Items listed in a dataset
****
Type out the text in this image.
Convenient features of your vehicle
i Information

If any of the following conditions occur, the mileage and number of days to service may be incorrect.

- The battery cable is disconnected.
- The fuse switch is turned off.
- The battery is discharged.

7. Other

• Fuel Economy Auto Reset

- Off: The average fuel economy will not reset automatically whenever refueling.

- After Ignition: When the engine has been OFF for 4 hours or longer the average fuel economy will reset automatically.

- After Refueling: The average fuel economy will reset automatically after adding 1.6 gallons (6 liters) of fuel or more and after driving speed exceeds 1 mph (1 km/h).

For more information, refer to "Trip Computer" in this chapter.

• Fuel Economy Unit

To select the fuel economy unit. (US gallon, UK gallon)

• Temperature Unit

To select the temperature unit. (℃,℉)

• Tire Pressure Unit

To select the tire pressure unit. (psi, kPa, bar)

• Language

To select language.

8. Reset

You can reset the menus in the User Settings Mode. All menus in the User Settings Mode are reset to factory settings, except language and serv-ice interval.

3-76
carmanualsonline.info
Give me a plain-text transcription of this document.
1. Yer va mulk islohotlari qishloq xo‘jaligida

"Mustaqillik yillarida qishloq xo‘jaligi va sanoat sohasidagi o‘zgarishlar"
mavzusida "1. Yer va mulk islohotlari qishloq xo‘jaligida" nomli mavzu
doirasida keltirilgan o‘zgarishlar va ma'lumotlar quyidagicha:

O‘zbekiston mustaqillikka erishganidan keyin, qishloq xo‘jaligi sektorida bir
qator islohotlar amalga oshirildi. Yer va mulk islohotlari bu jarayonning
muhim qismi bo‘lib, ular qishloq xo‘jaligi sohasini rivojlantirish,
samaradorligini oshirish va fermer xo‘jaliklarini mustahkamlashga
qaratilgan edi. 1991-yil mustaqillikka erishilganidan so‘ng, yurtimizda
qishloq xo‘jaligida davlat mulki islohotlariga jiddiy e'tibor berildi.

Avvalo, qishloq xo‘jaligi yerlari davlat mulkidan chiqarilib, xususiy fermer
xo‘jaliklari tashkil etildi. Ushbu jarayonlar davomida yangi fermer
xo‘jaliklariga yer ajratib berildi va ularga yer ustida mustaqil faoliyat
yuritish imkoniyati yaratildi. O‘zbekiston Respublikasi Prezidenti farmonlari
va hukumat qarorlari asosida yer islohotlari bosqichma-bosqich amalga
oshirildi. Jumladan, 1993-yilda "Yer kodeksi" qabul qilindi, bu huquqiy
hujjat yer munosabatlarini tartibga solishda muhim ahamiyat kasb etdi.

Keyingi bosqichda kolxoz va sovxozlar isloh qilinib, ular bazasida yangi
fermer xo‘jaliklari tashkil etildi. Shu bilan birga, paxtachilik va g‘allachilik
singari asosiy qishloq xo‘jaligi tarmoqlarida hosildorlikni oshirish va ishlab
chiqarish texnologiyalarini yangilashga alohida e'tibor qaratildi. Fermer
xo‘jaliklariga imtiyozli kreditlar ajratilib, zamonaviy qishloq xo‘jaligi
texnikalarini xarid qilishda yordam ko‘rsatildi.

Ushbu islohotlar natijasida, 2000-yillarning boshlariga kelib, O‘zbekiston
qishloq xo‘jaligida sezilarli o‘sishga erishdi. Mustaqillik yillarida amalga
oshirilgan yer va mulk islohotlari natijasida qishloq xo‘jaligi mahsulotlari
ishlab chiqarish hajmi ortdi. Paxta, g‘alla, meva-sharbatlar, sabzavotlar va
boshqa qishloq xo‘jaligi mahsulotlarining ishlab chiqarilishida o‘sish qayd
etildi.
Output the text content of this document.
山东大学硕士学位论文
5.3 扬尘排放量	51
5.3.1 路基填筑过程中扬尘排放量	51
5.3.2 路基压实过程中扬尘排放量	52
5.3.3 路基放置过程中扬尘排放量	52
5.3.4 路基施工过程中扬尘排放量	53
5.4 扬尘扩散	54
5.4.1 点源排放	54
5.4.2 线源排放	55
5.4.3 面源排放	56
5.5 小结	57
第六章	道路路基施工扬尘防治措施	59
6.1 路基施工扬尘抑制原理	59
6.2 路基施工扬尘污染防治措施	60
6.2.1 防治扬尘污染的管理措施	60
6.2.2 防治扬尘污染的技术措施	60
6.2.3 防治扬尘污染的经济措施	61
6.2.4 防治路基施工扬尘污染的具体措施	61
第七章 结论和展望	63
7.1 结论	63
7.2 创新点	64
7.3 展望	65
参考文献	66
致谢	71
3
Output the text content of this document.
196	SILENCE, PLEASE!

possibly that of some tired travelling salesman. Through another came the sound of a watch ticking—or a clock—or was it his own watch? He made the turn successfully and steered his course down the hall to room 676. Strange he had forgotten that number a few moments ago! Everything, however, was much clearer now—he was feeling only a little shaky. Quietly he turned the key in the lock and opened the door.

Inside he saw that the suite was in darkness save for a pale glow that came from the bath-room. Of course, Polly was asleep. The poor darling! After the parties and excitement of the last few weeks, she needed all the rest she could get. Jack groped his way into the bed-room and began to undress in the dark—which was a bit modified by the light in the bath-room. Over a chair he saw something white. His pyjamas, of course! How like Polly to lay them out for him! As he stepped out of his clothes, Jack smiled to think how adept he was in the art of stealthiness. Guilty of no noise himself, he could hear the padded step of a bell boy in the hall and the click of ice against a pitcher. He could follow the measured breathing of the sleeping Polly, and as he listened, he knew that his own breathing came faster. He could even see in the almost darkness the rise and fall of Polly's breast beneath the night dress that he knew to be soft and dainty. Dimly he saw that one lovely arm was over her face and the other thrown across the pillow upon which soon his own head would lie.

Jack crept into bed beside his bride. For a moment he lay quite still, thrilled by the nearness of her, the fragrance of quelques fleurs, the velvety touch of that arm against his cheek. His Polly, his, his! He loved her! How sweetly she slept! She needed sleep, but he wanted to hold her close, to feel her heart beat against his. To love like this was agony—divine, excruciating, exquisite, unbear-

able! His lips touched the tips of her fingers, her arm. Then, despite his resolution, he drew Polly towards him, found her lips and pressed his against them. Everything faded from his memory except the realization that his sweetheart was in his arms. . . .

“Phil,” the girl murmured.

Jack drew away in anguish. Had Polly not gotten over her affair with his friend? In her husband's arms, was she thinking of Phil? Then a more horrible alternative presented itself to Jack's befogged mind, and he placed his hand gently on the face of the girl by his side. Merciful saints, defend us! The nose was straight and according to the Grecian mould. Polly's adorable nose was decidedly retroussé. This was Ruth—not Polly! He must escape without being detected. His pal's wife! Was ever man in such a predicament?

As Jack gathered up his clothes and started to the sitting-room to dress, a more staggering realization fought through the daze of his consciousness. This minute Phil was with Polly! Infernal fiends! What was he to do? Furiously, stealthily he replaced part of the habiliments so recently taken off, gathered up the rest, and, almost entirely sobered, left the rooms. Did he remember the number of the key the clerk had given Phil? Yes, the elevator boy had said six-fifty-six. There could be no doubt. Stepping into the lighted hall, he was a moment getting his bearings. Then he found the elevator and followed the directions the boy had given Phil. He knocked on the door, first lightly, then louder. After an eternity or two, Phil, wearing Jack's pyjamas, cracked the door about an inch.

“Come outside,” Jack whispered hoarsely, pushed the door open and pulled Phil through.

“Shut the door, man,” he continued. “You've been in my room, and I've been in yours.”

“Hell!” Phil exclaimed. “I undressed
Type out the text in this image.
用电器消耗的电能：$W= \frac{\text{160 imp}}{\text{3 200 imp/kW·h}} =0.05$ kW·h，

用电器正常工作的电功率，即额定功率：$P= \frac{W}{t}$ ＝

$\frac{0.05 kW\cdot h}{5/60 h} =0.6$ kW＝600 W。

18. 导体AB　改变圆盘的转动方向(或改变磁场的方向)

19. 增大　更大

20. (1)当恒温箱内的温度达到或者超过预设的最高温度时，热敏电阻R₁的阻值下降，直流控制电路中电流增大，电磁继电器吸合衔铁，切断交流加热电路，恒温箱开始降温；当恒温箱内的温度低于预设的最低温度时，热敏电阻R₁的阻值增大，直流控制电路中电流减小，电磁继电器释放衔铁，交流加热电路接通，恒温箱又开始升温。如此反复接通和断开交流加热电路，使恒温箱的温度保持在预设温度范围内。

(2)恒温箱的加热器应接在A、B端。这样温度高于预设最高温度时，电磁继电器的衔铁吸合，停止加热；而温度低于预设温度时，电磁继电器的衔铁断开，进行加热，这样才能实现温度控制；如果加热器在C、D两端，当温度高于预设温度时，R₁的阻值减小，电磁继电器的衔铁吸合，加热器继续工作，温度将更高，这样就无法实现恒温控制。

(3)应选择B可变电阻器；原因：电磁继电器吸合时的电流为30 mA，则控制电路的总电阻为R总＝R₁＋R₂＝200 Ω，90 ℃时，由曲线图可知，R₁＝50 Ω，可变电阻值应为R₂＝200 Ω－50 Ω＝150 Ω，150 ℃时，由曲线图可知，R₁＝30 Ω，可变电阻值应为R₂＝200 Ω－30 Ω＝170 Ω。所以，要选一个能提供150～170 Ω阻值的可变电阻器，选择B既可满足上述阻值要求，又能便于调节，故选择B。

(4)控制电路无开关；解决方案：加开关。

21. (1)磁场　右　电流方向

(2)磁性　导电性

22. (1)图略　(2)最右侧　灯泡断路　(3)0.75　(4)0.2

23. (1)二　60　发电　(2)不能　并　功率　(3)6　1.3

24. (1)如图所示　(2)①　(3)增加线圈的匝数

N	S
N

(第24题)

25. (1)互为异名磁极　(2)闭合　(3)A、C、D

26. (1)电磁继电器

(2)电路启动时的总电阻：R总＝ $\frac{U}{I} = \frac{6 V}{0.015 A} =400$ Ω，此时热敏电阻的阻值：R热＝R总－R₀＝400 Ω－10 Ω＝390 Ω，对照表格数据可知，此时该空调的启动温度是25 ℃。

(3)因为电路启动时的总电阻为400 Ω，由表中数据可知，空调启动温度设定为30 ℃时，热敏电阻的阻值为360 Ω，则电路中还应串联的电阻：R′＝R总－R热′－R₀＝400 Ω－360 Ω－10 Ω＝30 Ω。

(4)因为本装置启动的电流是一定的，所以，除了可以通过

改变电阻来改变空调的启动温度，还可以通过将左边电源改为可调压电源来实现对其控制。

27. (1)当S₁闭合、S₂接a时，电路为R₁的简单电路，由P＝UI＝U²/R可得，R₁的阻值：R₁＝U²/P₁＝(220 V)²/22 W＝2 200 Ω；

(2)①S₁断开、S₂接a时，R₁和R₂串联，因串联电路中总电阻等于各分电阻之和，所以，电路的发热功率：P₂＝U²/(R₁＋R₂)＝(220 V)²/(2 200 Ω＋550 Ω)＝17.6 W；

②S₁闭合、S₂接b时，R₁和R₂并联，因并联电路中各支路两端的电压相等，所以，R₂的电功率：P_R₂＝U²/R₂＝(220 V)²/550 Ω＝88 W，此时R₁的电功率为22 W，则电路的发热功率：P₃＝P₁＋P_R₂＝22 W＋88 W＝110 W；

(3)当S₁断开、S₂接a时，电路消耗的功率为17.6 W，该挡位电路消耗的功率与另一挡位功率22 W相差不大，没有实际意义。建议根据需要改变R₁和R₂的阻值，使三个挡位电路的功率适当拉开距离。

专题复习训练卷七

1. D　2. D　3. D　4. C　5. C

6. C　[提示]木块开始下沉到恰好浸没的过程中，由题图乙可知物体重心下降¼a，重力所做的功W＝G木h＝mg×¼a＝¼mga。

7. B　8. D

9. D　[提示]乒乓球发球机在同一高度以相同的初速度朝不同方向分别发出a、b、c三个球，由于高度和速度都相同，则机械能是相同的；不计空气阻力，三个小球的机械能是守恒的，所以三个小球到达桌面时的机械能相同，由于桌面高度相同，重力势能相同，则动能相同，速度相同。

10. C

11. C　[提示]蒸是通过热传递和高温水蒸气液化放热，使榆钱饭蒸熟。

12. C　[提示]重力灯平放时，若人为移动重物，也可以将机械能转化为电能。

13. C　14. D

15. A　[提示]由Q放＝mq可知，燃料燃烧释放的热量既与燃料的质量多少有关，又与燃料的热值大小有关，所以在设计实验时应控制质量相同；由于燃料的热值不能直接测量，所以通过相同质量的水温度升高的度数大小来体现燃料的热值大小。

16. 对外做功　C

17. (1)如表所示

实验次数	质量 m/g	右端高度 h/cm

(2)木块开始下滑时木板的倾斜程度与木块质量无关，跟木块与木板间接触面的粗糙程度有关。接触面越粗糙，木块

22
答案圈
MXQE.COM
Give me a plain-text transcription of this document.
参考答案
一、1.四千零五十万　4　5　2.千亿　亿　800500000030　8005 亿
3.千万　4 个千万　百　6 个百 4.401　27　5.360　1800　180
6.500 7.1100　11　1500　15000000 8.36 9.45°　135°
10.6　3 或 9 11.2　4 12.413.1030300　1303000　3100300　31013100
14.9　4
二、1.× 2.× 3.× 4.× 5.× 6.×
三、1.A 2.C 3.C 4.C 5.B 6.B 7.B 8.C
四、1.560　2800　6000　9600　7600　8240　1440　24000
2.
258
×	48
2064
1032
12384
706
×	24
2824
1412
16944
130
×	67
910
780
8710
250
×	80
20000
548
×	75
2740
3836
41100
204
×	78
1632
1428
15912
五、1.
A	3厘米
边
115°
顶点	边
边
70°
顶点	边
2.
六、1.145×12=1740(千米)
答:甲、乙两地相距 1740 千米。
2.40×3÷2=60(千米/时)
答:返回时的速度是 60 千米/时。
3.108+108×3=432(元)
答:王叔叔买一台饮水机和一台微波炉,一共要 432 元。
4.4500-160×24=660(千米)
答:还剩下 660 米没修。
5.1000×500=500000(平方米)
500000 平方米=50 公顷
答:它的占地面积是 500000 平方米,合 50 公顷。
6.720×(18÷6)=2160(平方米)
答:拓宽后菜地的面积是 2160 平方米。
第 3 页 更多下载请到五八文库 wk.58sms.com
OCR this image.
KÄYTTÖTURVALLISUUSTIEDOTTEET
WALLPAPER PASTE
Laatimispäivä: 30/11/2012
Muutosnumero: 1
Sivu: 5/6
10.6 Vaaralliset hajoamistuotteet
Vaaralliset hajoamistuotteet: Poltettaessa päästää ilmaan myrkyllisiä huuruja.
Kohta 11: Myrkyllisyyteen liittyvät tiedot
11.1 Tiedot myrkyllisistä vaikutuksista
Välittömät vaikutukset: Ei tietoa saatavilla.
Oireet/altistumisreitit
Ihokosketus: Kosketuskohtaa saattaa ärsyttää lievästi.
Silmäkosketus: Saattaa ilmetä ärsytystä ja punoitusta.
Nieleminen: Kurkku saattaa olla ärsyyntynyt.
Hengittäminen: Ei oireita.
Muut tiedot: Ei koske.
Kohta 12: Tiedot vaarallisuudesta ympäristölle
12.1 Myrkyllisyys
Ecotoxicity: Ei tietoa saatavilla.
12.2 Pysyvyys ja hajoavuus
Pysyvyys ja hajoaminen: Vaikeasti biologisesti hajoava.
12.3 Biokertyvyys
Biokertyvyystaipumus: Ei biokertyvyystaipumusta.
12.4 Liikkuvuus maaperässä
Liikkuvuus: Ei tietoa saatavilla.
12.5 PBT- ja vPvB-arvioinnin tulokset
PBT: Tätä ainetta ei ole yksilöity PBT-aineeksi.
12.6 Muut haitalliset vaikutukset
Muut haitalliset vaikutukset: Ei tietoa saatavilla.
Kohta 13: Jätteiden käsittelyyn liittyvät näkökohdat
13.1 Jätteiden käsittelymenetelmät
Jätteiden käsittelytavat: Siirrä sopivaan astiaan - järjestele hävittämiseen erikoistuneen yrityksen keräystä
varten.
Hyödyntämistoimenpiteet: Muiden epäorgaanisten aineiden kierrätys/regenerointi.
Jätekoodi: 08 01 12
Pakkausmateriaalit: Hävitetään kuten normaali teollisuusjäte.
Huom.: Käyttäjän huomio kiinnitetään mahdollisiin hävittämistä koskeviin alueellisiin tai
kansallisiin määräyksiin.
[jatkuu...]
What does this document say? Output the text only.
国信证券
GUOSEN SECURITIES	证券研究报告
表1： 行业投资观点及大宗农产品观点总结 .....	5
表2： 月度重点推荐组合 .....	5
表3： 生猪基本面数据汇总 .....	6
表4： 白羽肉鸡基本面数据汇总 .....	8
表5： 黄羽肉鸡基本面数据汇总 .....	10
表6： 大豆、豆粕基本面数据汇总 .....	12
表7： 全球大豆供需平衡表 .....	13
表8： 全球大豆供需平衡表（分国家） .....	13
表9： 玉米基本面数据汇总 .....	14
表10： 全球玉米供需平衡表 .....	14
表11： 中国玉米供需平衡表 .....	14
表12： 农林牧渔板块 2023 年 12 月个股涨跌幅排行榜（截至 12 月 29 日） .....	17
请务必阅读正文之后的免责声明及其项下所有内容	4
****
=== REQUIREMENTS ===
Gather all the lines that include the word "except" and copy them out.

=== RESPONSE FOR THIS EXERCISE ===
You can reset the menus in the User Settings Mode. All menus in the User Settings Mode are reset to factory settings, except language and serv-ice interval.
able! His lips touched the tips of her fingers, her arm. Then, despite his resolution, he drew Polly towards him, found her lips and pressed his against them. Everything faded from his memory except the realization that his sweetheart was in his arms. . . .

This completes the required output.